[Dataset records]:

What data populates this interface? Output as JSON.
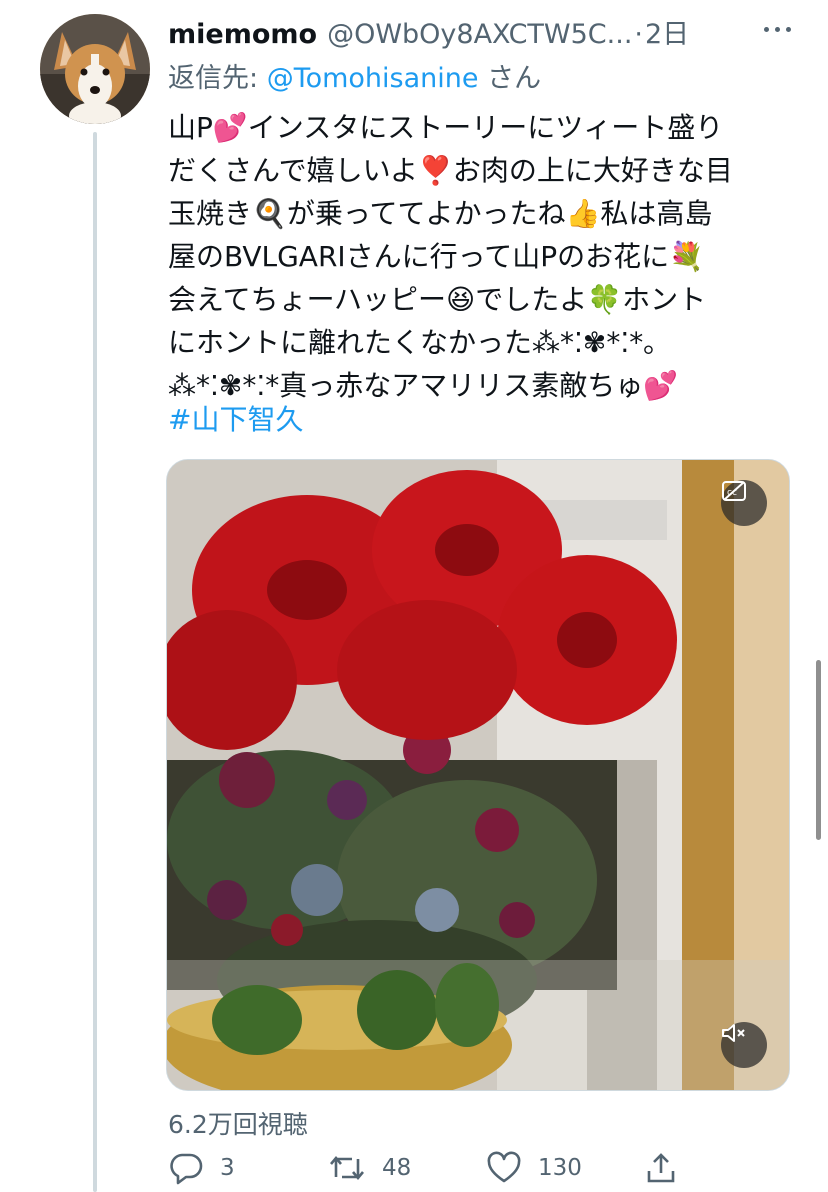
{
  "tweet": {
    "author_name": "miemomo",
    "author_handle": "@OWbOy8AXCTW5C...",
    "dot": "·",
    "time": "2日",
    "reply_prefix": "返信先: ",
    "reply_mention": "@Tomohisanine",
    "reply_suffix": " さん",
    "text_lines": [
      "山P💕インスタにストーリーにツィート盛り",
      "だくさんで嬉しいよ❣️お肉の上に大好きな目",
      "玉焼き🍳が乗っててよかったね👍私は高島",
      "屋のBVLGARIさんに行って山Pのお花に💐",
      "会えてちょーハッピー😆でしたよ🍀ホント",
      "にホントに離れたくなかった⁂*⁚✾*⁚*｡",
      "⁂*⁚✾*⁚*真っ赤なアマリリス素敵ちゅ💕"
    ],
    "hashtag": "#山下智久",
    "views": "6.2万回視聴",
    "replies": "3",
    "retweets": "48",
    "likes": "130"
  },
  "icons": {
    "more": "more-icon",
    "captions": "captions-icon",
    "mute": "volume-muted-icon",
    "reply": "reply-icon",
    "retweet": "retweet-icon",
    "like": "heart-icon",
    "share": "share-icon"
  },
  "colors": {
    "link": "#1d9bf0",
    "secondary_text": "#536471",
    "primary_text": "#0f1419",
    "thread_line": "#cfd9de"
  }
}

[To do]:
Pictures don't belong in the copy. Transcribe every record exactly as it appears.

[Task answer]:
What data populates this interface? Output as JSON.
{
  "tweet": {
    "author_name": "miemomo",
    "author_handle": "@OWbOy8AXCTW5C...",
    "dot": "·",
    "time": "2日",
    "reply_prefix": "返信先: ",
    "reply_mention": "@Tomohisanine",
    "reply_suffix": " さん",
    "text_lines": [
      "山P💕インスタにストーリーにツィート盛り",
      "だくさんで嬉しいよ❣️お肉の上に大好きな目",
      "玉焼き🍳が乗っててよかったね👍私は高島",
      "屋のBVLGARIさんに行って山Pのお花に💐",
      "会えてちょーハッピー😆でしたよ🍀ホント",
      "にホントに離れたくなかった⁂*⁚✾*⁚*｡",
      "⁂*⁚✾*⁚*真っ赤なアマリリス素敵ちゅ💕"
    ],
    "hashtag": "#山下智久",
    "views": "6.2万回視聴",
    "replies": "3",
    "retweets": "48",
    "likes": "130"
  },
  "icons": {
    "more": "more-icon",
    "captions": "captions-icon",
    "mute": "volume-muted-icon",
    "reply": "reply-icon",
    "retweet": "retweet-icon",
    "like": "heart-icon",
    "share": "share-icon"
  },
  "colors": {
    "link": "#1d9bf0",
    "secondary_text": "#536471",
    "primary_text": "#0f1419",
    "thread_line": "#cfd9de"
  }
}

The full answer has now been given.